> **Direction**:
Without the images, write out the whole listing exactly.

[Excerpts from a figure dataset]
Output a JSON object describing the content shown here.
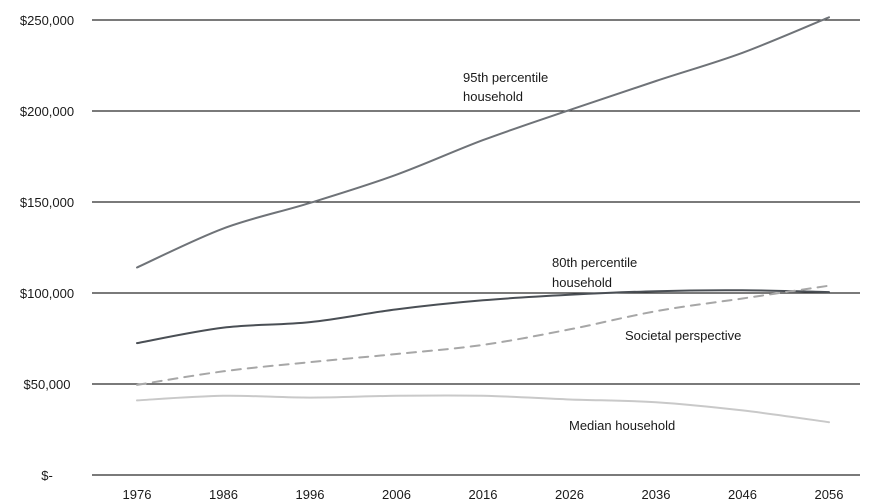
{
  "chart_data": {
    "type": "line",
    "title": "",
    "xlabel": "",
    "ylabel": "",
    "x": [
      "1976",
      "1986",
      "1996",
      "2006",
      "2016",
      "2026",
      "2036",
      "2046",
      "2056"
    ],
    "ylim": [
      0,
      250000
    ],
    "yticks": [
      {
        "value": 0,
        "label": "$-"
      },
      {
        "value": 50000,
        "label": "$50,000"
      },
      {
        "value": 100000,
        "label": "$100,000"
      },
      {
        "value": 150000,
        "label": "$150,000"
      },
      {
        "value": 200000,
        "label": "$200,000"
      },
      {
        "value": 250000,
        "label": "$250,000"
      }
    ],
    "grid": true,
    "legend": "none",
    "series": [
      {
        "name": "95th percentile household",
        "color": "#6f7378",
        "dash": false,
        "values": [
          114000,
          135500,
          149500,
          165000,
          184000,
          200500,
          216500,
          232000,
          251500
        ]
      },
      {
        "name": "80th percentile household",
        "color": "#4a4f55",
        "dash": false,
        "values": [
          72500,
          81000,
          84000,
          91000,
          96000,
          99000,
          101000,
          101500,
          100500
        ]
      },
      {
        "name": "Societal perspective",
        "color": "#a7a7a7",
        "dash": true,
        "values": [
          49500,
          57000,
          62000,
          66500,
          71500,
          80000,
          90000,
          97000,
          104000
        ]
      },
      {
        "name": "Median household",
        "color": "#c9c9c9",
        "dash": false,
        "values": [
          41000,
          43500,
          42500,
          43500,
          43500,
          41500,
          40000,
          35500,
          29000
        ]
      }
    ],
    "annotations": [
      {
        "lines": [
          "95th percentile",
          "household"
        ]
      },
      {
        "lines": [
          "80th percentile",
          "household"
        ]
      },
      {
        "lines": [
          "Societal perspective"
        ]
      },
      {
        "lines": [
          "Median household"
        ]
      }
    ]
  }
}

> **Full output**:
Output a JSON object describing the content shown here.
{
  "chart_data": {
    "type": "line",
    "title": "",
    "xlabel": "",
    "ylabel": "",
    "x": [
      "1976",
      "1986",
      "1996",
      "2006",
      "2016",
      "2026",
      "2036",
      "2046",
      "2056"
    ],
    "ylim": [
      0,
      250000
    ],
    "yticks": [
      {
        "value": 0,
        "label": "$-"
      },
      {
        "value": 50000,
        "label": "$50,000"
      },
      {
        "value": 100000,
        "label": "$100,000"
      },
      {
        "value": 150000,
        "label": "$150,000"
      },
      {
        "value": 200000,
        "label": "$200,000"
      },
      {
        "value": 250000,
        "label": "$250,000"
      }
    ],
    "grid": true,
    "legend": "none",
    "series": [
      {
        "name": "95th percentile household",
        "color": "#6f7378",
        "dash": false,
        "values": [
          114000,
          135500,
          149500,
          165000,
          184000,
          200500,
          216500,
          232000,
          251500
        ]
      },
      {
        "name": "80th percentile household",
        "color": "#4a4f55",
        "dash": false,
        "values": [
          72500,
          81000,
          84000,
          91000,
          96000,
          99000,
          101000,
          101500,
          100500
        ]
      },
      {
        "name": "Societal perspective",
        "color": "#a7a7a7",
        "dash": true,
        "values": [
          49500,
          57000,
          62000,
          66500,
          71500,
          80000,
          90000,
          97000,
          104000
        ]
      },
      {
        "name": "Median household",
        "color": "#c9c9c9",
        "dash": false,
        "values": [
          41000,
          43500,
          42500,
          43500,
          43500,
          41500,
          40000,
          35500,
          29000
        ]
      }
    ],
    "annotations": [
      {
        "lines": [
          "95th percentile",
          "household"
        ]
      },
      {
        "lines": [
          "80th percentile",
          "household"
        ]
      },
      {
        "lines": [
          "Societal perspective"
        ]
      },
      {
        "lines": [
          "Median household"
        ]
      }
    ]
  }
}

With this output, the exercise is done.